**Stored data**
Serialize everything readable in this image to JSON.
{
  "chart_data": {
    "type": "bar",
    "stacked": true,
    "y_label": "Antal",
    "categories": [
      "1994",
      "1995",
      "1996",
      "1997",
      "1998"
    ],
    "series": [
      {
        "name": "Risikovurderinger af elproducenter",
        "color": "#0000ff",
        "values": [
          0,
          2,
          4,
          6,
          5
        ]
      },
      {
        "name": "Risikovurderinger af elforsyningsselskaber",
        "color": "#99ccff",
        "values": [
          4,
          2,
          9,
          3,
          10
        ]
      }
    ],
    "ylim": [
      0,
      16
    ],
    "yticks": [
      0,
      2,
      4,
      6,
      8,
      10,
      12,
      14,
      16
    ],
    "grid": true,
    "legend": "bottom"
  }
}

**Task to carry out**
Your answer should be a single number: the count of lines in these records that hold the string "Risikovurderinger".

**The output**
2